STATED PROBLEM: Copy out the material below, putting "angle" wherever "corner" appears and leaving everything else untouched.

◇ ◇ ◇ ◇ ◇

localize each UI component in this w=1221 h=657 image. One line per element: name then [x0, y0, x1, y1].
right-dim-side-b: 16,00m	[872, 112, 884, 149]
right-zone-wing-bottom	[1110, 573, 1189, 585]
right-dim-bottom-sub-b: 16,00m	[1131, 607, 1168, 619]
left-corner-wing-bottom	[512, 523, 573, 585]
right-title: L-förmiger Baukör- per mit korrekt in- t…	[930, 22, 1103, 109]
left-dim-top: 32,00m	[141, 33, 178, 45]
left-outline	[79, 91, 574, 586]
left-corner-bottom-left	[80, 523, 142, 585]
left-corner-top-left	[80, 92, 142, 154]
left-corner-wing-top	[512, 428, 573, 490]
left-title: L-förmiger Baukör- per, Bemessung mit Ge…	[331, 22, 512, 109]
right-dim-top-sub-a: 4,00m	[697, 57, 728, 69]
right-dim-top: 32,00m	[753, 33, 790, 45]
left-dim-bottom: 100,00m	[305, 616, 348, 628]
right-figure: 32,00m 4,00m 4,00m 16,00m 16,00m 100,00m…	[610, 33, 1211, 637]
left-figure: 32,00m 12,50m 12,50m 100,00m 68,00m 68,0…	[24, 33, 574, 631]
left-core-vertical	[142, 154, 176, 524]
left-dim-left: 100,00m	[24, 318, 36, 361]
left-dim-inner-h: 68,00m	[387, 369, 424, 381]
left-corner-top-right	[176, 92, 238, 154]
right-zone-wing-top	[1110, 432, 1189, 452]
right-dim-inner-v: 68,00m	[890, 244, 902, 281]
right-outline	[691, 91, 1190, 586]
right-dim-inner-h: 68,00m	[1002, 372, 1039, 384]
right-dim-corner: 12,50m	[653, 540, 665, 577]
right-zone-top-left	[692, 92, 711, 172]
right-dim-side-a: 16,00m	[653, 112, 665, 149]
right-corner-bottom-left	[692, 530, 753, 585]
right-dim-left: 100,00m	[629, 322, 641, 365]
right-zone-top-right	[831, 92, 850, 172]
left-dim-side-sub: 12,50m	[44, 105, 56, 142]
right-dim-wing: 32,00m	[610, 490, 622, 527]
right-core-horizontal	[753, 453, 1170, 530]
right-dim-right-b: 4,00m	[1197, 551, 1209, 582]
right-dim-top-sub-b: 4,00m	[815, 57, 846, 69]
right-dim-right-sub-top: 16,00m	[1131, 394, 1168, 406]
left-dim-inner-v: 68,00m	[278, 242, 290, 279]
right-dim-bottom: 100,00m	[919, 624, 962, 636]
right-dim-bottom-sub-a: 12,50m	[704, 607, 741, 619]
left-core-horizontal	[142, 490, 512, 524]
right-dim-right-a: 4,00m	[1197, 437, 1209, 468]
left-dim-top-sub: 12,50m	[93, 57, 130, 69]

◇ ◇ ◇ ◇ ◇

FULL RESPONSE:
localize each UI component in this w=1221 h=657 image. One line per element: name then [x0, y0, x1, y1].
right-dim-side-b: 16,00m	[872, 112, 884, 149]
right-zone-wing-bottom	[1110, 573, 1189, 585]
right-dim-bottom-sub-b: 16,00m	[1131, 607, 1168, 619]
left-angle-wing-bottom	[512, 523, 573, 585]
right-title: L-förmiger Baukör- per mit korrekt in- t…	[930, 22, 1103, 109]
left-dim-top: 32,00m	[141, 33, 178, 45]
left-outline	[79, 91, 574, 586]
left-angle-bottom-left	[80, 523, 142, 585]
left-angle-top-left	[80, 92, 142, 154]
left-angle-wing-top	[512, 428, 573, 490]
left-title: L-förmiger Baukör- per, Bemessung mit Ge…	[331, 22, 512, 109]
right-dim-top-sub-a: 4,00m	[697, 57, 728, 69]
right-dim-top: 32,00m	[753, 33, 790, 45]
left-dim-bottom: 100,00m	[305, 616, 348, 628]
right-figure: 32,00m 4,00m 4,00m 16,00m 16,00m 100,00m…	[610, 33, 1211, 637]
left-figure: 32,00m 12,50m 12,50m 100,00m 68,00m 68,0…	[24, 33, 574, 631]
left-core-vertical	[142, 154, 176, 524]
left-dim-left: 100,00m	[24, 318, 36, 361]
left-dim-inner-h: 68,00m	[387, 369, 424, 381]
left-angle-top-right	[176, 92, 238, 154]
right-zone-wing-top	[1110, 432, 1189, 452]
right-dim-inner-v: 68,00m	[890, 244, 902, 281]
right-outline	[691, 91, 1190, 586]
right-dim-inner-h: 68,00m	[1002, 372, 1039, 384]
right-dim-angle: 12,50m	[653, 540, 665, 577]
right-zone-top-left	[692, 92, 711, 172]
right-dim-side-a: 16,00m	[653, 112, 665, 149]
right-angle-bottom-left	[692, 530, 753, 585]
right-dim-left: 100,00m	[629, 322, 641, 365]
right-zone-top-right	[831, 92, 850, 172]
left-dim-side-sub: 12,50m	[44, 105, 56, 142]
right-dim-wing: 32,00m	[610, 490, 622, 527]
right-core-horizontal	[753, 453, 1170, 530]
right-dim-right-b: 4,00m	[1197, 551, 1209, 582]
right-dim-top-sub-b: 4,00m	[815, 57, 846, 69]
right-dim-right-sub-top: 16,00m	[1131, 394, 1168, 406]
left-dim-inner-v: 68,00m	[278, 242, 290, 279]
right-dim-bottom: 100,00m	[919, 624, 962, 636]
right-dim-bottom-sub-a: 12,50m	[704, 607, 741, 619]
left-core-horizontal	[142, 490, 512, 524]
right-dim-right-a: 4,00m	[1197, 437, 1209, 468]
left-dim-top-sub: 12,50m	[93, 57, 130, 69]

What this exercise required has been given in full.